**THE EXERCISE**:
Please put the entries from the line with "Patent image size: (944, 693)." up to and including the line with "The intraoperative positioning balls" into a numbered list, leaving out any blank lines.

================

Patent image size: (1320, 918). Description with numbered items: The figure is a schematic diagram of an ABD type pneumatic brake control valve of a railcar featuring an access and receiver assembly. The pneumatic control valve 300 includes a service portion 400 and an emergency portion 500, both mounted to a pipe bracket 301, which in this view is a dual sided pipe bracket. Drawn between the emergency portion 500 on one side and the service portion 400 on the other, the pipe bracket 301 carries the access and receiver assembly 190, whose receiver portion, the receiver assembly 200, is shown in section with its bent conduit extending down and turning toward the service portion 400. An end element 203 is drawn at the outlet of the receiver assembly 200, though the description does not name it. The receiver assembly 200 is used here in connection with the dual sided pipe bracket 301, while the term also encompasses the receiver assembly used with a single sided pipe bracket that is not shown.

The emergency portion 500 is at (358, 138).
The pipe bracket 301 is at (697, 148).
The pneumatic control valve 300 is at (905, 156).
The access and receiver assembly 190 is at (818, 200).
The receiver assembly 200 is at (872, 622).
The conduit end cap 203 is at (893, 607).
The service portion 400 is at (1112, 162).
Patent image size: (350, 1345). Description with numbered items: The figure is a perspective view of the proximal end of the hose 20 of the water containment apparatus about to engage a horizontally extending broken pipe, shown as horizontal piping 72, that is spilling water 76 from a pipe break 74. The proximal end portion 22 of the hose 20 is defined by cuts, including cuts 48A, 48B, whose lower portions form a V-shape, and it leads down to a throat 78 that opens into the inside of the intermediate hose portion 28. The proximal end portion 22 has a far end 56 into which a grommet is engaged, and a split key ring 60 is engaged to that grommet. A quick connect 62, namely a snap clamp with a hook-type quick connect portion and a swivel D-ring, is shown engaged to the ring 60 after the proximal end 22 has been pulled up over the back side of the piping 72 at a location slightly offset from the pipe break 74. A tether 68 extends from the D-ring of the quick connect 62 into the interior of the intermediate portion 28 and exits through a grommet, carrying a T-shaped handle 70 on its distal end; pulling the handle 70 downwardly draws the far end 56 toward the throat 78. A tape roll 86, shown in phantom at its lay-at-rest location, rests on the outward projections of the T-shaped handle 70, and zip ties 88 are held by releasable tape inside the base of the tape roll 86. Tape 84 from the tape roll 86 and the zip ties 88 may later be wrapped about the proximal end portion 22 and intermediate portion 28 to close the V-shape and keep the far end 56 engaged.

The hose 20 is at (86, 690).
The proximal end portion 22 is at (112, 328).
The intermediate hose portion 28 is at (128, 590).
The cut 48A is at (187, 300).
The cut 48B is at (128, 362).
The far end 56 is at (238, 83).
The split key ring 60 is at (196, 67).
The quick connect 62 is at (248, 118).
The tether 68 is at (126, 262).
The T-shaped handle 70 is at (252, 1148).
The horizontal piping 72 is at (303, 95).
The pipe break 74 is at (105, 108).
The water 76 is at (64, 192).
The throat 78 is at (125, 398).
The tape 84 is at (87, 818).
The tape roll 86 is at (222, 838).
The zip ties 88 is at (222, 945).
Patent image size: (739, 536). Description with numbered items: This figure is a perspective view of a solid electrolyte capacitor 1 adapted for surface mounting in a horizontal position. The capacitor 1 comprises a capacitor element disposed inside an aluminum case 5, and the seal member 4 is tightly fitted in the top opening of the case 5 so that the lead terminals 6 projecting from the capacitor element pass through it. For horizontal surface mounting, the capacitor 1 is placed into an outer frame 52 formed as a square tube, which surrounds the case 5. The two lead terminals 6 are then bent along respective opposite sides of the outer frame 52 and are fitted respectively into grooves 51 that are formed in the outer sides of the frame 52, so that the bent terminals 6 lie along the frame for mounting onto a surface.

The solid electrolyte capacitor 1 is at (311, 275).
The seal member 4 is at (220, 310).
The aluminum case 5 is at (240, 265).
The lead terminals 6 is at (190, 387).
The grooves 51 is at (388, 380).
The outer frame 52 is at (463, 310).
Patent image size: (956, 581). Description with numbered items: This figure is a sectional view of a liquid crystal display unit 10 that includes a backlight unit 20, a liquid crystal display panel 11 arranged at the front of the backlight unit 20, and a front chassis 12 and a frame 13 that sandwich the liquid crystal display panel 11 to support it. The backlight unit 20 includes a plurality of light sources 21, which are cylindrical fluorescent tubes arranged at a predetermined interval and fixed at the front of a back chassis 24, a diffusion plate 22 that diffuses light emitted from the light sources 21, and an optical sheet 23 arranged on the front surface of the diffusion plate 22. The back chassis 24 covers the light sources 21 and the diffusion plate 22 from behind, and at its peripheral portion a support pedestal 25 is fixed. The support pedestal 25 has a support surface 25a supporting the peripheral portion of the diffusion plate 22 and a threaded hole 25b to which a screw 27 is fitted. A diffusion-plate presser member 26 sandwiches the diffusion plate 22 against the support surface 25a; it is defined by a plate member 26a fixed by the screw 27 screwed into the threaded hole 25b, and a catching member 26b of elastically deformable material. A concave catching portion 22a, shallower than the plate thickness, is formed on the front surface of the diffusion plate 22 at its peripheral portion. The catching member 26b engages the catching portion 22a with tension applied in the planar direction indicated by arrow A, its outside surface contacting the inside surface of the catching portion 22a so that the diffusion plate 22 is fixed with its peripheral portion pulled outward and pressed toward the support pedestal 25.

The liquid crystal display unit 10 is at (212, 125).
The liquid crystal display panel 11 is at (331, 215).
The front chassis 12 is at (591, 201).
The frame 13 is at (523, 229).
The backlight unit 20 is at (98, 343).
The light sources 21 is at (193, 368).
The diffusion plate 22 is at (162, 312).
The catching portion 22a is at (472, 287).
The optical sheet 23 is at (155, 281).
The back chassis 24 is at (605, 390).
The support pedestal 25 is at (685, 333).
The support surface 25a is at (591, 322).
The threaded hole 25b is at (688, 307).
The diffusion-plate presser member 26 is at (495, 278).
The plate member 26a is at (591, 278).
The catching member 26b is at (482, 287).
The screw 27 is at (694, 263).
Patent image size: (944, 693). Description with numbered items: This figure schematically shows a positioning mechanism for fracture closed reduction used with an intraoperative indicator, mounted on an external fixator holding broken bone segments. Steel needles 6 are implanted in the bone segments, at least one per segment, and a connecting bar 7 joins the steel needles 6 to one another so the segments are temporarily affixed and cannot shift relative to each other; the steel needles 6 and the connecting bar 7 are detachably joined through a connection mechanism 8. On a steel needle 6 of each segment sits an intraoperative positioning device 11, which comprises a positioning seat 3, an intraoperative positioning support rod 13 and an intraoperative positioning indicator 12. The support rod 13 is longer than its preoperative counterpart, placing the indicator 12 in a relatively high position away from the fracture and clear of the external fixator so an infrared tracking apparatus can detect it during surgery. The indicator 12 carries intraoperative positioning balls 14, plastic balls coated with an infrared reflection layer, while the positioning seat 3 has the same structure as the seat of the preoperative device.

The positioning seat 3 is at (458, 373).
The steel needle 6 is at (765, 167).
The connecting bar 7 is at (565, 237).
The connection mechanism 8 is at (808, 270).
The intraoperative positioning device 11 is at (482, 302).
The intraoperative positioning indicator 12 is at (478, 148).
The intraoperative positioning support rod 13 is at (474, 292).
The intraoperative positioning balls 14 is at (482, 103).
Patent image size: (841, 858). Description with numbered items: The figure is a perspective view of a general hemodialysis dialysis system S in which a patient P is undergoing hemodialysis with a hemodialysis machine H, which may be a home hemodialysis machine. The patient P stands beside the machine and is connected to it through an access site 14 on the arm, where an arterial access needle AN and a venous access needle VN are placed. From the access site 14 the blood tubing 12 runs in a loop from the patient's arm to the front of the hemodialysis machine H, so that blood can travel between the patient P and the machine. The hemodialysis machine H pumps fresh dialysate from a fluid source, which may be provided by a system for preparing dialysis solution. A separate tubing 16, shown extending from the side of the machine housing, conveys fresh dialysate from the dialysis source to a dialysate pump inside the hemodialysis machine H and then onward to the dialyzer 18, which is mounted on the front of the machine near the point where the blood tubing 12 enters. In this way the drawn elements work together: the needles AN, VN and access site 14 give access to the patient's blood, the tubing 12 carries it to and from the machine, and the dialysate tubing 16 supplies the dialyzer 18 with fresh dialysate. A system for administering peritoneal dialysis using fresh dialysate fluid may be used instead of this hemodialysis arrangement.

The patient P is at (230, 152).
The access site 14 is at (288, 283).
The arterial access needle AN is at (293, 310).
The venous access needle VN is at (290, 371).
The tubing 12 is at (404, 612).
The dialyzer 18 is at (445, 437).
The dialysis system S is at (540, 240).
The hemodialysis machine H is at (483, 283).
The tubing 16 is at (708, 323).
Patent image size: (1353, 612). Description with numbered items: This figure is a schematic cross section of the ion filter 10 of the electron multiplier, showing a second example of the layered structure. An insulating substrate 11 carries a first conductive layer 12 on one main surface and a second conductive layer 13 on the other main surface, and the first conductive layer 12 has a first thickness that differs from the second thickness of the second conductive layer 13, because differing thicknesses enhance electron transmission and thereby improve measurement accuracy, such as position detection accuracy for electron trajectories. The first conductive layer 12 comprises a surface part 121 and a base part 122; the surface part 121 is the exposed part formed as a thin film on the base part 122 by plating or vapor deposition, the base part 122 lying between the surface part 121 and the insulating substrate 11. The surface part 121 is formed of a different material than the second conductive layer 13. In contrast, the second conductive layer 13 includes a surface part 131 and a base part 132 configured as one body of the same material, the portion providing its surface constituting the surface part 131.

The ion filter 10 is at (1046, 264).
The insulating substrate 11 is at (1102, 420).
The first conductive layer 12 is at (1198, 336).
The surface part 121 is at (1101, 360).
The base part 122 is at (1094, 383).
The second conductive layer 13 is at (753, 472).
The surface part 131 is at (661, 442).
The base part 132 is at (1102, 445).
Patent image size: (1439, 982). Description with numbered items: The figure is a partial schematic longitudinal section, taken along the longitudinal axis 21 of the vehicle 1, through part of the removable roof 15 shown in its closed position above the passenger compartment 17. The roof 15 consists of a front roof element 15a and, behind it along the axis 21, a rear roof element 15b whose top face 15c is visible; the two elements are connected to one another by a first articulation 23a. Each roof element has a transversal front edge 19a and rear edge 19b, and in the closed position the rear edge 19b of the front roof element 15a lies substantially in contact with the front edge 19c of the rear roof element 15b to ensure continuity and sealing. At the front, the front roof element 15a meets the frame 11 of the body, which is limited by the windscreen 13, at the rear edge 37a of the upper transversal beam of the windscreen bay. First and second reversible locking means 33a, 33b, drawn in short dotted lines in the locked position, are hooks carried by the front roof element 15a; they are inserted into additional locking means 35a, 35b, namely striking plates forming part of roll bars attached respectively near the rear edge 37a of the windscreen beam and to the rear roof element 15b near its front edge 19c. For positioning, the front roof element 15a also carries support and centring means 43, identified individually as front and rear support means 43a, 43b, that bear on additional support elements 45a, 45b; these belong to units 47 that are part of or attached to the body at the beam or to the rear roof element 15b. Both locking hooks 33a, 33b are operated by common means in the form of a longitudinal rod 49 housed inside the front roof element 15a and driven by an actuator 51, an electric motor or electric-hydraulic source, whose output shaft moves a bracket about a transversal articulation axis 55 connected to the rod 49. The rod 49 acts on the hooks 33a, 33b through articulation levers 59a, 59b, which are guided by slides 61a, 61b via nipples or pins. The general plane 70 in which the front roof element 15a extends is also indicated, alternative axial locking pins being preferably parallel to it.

================

**PROBLEM SOLUTION**:
1. Patent image size: (944, 693). Description with numbered items: This figure schematically shows a positioning mechanism for fracture closed reduction used with an intraoperative indicator, mounted on an external fixator holding broken bone segments. Steel needles 6 are implanted in the bone segments, at least one per segment, and a connecting bar 7 joins the steel needles 6 to one another so the segments are temporarily affixed and cannot shift relative to each other; the steel needles 6 and the connecting bar 7 are detachably joined through a connection mechanism 8. On a steel needle 6 of each segment sits an intraoperative positioning device 11, which comprises a positioning seat 3, an intraoperative positioning support rod 13 and an intraoperative positioning indicator 12. The support rod 13 is longer than its preoperative counterpart, placing the indicator 12 in a relatively high position away from the fracture and clear of the external fixator so an infrared tracking apparatus can detect it during surgery. The indicator 12 carries intraoperative positioning balls 14, plastic balls coated with an infrared reflection layer, while the positioning seat 3 has the same structure as the seat of the preoperative device.
2. The positioning seat 3 is at (458, 373).
3. The steel needle 6 is at (765, 167).
4. The connecting bar 7 is at (565, 237).
5. The connection mechanism 8 is at (808, 270).
6. The intraoperative positioning device 11 is at (482, 302).
7. The intraoperative positioning indicator 12 is at (478, 148).
8. The intraoperative positioning support rod 13 is at (474, 292).
9. The intraoperative positioning balls 14 is at (482, 103).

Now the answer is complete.